- The problem -
Check every line of the entries for the string "participants" and return the ones that contain it.

Text content records for pages:
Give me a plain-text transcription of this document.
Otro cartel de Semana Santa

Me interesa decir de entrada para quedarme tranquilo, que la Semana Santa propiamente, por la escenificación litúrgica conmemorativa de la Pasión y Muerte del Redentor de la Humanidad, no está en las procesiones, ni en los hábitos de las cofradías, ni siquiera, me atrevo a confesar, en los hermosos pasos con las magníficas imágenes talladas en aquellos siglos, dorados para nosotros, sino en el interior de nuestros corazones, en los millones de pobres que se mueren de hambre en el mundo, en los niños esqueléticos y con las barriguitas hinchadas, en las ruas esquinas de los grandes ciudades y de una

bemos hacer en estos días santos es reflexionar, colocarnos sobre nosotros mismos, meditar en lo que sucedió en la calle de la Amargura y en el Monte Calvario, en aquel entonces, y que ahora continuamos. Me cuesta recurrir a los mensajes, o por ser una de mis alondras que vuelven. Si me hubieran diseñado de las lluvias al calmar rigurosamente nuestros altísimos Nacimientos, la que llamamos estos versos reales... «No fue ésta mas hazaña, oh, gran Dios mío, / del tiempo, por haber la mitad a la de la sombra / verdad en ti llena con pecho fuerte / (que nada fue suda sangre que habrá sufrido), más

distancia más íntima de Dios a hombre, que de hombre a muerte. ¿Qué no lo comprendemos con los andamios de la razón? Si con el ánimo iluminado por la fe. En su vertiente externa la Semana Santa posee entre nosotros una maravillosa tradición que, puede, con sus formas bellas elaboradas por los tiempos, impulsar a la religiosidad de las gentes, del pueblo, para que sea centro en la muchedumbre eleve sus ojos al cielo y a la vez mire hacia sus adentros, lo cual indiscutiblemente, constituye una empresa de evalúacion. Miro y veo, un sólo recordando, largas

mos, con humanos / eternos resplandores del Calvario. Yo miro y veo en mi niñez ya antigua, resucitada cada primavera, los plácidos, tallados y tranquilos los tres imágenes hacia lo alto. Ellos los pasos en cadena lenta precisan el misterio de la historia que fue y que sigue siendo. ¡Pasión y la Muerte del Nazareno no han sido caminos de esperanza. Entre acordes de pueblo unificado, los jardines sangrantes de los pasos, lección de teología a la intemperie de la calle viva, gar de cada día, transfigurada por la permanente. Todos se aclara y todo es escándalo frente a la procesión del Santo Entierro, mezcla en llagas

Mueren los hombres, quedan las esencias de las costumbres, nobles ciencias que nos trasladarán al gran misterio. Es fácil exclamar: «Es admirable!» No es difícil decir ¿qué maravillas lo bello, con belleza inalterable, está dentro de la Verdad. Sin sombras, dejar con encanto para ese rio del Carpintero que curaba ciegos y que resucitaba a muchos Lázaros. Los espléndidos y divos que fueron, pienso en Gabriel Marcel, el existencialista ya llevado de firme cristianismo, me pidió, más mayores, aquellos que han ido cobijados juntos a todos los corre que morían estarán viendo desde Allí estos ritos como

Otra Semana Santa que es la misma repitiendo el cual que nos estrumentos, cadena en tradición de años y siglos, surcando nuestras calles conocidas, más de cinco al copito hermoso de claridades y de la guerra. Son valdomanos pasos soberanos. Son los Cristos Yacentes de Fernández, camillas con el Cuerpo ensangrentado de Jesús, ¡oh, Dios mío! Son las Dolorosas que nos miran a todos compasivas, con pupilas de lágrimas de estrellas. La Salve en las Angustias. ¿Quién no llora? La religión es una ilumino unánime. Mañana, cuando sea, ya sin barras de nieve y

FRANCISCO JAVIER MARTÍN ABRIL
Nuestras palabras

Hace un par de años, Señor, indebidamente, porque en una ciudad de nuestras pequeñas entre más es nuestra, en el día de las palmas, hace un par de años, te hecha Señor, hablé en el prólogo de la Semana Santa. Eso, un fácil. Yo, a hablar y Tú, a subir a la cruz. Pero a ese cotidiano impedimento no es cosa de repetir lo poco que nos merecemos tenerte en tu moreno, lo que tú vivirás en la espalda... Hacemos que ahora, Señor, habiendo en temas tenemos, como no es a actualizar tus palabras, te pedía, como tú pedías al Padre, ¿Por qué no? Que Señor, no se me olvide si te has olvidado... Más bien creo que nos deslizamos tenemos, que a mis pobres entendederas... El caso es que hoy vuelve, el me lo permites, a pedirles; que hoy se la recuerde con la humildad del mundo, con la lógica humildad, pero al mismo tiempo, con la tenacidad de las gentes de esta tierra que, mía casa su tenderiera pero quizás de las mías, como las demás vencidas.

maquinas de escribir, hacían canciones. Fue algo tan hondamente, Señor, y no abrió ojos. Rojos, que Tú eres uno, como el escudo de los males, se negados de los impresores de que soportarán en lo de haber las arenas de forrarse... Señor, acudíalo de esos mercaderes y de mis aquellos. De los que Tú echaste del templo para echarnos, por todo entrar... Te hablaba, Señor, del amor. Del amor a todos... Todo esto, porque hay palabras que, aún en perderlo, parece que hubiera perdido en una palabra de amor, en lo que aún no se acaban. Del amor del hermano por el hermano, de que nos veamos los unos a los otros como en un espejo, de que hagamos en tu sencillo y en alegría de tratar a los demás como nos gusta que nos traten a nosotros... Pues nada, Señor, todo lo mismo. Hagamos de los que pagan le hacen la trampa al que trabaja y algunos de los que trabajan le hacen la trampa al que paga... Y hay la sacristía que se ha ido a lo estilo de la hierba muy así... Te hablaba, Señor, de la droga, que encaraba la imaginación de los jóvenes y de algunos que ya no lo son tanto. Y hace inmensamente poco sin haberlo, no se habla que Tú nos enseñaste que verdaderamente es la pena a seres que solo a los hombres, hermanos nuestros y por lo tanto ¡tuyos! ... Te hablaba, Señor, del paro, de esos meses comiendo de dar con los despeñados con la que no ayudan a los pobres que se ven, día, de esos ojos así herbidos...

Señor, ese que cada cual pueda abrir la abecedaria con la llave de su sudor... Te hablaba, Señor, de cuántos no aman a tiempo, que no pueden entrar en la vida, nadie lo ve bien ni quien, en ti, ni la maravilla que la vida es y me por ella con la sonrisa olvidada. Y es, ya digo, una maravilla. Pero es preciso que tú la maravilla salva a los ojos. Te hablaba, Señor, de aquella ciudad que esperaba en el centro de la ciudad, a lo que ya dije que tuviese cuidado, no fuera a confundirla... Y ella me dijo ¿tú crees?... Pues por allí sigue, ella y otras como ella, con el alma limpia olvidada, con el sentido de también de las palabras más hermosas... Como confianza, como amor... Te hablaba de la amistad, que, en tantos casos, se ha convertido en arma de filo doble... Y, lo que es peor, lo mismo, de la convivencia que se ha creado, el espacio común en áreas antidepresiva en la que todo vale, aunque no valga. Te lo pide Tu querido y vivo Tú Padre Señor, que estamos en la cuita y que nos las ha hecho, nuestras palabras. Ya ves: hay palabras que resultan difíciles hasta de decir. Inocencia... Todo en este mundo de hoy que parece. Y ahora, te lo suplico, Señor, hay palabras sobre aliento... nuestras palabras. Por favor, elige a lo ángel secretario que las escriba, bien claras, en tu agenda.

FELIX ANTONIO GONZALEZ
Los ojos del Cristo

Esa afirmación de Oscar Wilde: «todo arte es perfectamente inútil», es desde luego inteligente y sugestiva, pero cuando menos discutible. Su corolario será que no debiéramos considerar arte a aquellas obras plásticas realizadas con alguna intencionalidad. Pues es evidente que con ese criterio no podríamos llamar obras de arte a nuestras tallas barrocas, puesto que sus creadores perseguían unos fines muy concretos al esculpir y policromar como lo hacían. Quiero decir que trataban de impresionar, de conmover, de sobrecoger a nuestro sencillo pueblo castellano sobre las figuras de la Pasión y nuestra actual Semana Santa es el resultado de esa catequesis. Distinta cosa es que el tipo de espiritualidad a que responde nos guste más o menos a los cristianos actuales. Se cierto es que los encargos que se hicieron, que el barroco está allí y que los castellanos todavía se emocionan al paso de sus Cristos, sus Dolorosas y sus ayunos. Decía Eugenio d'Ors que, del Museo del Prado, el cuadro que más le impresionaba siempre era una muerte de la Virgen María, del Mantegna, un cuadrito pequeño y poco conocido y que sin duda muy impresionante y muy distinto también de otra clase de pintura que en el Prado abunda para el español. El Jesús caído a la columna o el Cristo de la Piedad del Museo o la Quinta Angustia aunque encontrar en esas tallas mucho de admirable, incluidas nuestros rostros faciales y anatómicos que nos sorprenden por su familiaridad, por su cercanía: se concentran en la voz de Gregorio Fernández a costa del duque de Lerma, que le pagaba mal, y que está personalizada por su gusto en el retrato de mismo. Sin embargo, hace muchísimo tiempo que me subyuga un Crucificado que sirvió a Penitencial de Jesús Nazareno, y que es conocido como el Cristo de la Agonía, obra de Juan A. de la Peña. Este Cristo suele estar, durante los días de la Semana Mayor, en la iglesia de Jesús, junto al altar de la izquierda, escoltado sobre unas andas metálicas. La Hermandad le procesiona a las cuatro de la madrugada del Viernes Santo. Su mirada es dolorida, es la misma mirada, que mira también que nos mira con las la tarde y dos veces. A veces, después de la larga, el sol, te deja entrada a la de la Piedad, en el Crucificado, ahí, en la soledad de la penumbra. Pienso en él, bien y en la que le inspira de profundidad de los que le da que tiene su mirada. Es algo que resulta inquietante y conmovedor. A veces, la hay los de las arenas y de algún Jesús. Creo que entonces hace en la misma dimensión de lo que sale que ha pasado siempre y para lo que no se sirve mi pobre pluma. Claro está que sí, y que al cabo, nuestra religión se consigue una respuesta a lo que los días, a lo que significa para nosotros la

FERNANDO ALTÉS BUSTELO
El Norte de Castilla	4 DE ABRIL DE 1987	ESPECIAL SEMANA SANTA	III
==
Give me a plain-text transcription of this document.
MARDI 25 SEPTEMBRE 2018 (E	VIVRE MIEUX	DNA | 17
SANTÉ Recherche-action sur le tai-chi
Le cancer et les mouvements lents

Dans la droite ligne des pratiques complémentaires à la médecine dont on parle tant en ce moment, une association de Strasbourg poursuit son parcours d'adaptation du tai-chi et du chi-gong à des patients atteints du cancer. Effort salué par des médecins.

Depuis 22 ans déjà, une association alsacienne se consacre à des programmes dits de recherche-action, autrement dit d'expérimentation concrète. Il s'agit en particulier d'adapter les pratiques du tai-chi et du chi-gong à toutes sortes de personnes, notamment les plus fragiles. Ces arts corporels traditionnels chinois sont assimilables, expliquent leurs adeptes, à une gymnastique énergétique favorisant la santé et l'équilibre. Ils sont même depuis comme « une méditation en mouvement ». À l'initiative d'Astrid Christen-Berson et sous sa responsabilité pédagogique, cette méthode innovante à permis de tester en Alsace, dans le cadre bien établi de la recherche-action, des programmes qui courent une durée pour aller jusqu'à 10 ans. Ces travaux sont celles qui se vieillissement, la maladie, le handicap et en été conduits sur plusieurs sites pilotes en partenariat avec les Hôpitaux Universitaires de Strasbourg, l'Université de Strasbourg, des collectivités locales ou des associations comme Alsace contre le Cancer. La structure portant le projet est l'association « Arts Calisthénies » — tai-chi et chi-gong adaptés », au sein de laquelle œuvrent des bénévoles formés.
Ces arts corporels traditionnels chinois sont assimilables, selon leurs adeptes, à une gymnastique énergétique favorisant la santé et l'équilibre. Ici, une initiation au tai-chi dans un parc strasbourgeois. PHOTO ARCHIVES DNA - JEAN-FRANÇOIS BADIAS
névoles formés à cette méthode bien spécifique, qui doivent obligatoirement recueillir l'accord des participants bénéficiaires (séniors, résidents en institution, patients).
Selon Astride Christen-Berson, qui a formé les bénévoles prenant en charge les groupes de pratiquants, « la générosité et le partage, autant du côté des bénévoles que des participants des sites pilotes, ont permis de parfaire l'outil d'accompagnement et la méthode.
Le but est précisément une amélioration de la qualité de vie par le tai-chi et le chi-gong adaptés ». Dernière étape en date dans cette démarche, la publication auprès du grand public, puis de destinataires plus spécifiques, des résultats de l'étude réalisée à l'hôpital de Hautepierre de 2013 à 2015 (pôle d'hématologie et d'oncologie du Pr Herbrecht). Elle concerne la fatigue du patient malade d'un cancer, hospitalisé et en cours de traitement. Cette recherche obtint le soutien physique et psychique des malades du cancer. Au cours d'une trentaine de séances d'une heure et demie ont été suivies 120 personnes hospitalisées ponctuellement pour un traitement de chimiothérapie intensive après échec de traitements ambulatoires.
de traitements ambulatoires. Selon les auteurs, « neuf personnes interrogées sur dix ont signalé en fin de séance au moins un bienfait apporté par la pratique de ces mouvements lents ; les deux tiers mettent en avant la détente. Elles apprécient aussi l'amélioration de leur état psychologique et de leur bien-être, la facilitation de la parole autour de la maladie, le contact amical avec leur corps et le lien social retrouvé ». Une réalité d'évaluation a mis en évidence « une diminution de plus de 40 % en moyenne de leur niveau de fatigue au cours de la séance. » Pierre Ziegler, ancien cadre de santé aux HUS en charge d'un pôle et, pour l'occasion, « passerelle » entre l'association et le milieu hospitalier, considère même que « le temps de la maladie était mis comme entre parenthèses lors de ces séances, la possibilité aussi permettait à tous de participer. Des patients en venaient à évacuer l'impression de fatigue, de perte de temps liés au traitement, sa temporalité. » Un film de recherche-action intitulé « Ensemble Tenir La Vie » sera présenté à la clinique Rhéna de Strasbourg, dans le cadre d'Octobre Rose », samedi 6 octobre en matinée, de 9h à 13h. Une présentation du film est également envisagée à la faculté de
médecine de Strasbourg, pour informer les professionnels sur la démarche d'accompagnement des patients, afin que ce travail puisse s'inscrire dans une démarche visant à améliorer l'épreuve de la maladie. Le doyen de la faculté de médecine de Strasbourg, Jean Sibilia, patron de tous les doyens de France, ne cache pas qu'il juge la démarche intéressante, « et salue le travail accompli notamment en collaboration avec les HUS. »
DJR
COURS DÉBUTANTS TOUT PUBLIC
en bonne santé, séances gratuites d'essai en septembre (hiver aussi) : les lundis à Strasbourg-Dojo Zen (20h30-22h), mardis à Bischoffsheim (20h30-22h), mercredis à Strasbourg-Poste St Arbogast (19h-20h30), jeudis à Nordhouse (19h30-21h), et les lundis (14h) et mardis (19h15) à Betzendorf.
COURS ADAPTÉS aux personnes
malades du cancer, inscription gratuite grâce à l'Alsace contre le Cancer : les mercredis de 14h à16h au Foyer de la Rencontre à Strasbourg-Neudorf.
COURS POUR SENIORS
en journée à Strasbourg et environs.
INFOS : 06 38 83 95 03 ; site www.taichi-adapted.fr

- Task solution -
névoles formés à cette méthode bien spécifique, qui doivent obligatoirement recueillir l'accord des participants bénéficiaires (séniors, résidents en institution, patients).
Selon Astride Christen-Berson, qui a formé les bénévoles prenant en charge les groupes de pratiquants, « la générosité et le partage, autant du côté des bénévoles que des participants des sites pilotes, ont permis de parfaire l'outil d'accompagnement et la méthode.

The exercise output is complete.